Rows from a dataset
────────────────

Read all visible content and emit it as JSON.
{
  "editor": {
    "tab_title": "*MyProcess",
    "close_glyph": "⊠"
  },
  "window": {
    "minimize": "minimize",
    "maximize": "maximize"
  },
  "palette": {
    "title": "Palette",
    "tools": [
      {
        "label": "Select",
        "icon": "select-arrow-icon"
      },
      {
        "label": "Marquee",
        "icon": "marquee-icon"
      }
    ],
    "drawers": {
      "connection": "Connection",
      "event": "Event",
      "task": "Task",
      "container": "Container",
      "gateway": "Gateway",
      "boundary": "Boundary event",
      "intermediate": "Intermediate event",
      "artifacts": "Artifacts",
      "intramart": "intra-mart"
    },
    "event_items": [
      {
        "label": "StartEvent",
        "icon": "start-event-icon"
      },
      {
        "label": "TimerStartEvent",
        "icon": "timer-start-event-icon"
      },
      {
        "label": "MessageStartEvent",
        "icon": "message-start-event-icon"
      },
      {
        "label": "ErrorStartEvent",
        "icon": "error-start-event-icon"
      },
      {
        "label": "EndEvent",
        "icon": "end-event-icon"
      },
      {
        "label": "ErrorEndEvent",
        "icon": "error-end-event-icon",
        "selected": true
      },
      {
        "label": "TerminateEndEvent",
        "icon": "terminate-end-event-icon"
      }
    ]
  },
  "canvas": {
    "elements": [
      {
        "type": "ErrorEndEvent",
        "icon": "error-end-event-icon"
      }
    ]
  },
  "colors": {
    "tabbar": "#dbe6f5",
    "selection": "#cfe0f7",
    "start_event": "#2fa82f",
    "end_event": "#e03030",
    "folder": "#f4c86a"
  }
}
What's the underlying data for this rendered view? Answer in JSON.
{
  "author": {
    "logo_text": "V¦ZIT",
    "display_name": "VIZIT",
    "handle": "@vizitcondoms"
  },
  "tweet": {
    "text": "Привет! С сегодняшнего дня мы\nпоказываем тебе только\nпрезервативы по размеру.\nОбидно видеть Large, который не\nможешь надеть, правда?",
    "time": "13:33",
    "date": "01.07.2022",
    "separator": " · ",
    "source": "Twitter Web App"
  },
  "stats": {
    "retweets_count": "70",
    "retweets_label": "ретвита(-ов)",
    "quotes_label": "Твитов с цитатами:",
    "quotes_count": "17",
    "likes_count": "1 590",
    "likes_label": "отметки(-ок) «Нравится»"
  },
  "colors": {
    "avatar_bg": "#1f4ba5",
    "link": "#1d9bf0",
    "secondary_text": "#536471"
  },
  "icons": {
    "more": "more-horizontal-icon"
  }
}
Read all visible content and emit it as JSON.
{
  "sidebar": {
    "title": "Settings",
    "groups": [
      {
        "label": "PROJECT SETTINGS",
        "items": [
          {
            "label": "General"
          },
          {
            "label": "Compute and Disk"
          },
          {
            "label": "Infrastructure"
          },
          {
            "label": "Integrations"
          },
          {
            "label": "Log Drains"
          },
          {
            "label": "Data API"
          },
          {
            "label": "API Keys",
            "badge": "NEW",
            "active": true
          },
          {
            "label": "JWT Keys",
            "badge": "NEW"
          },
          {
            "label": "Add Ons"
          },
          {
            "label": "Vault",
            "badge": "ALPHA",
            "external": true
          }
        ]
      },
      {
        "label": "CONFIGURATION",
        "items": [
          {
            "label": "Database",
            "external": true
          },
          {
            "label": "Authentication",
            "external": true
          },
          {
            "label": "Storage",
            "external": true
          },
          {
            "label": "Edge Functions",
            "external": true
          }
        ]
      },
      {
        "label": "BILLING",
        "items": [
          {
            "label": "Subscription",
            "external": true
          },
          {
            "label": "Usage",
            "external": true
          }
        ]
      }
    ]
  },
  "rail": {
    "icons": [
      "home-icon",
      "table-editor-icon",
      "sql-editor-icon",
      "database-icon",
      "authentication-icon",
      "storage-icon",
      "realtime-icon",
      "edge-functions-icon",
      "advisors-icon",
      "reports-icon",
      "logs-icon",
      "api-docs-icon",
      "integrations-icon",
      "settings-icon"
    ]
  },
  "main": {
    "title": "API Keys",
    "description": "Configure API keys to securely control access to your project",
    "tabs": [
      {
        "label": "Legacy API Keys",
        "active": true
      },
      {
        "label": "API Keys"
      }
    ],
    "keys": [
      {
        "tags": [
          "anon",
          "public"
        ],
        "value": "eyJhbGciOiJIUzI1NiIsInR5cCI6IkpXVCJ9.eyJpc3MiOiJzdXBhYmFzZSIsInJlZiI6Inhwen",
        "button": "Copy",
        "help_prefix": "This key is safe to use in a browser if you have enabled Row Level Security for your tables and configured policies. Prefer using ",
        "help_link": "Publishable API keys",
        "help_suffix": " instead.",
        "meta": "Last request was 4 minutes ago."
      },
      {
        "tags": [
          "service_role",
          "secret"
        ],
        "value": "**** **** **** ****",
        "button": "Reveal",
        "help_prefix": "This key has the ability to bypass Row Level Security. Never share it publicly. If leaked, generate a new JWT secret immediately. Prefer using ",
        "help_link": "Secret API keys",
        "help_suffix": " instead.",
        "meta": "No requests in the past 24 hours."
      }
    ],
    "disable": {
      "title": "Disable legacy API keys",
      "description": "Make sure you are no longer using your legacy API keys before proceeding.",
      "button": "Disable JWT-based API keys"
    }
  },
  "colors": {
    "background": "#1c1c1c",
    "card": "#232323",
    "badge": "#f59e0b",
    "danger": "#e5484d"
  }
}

────────────────

• _WRITTEN INSTRUCTION_:
Pick out every line of the listing containing the word "meta", and show those lines.

• _OUTPUT FOR THIS EXERCISE_:
        "meta": "Last request was 4 minutes ago."
        "meta": "No requests in the past 24 hours."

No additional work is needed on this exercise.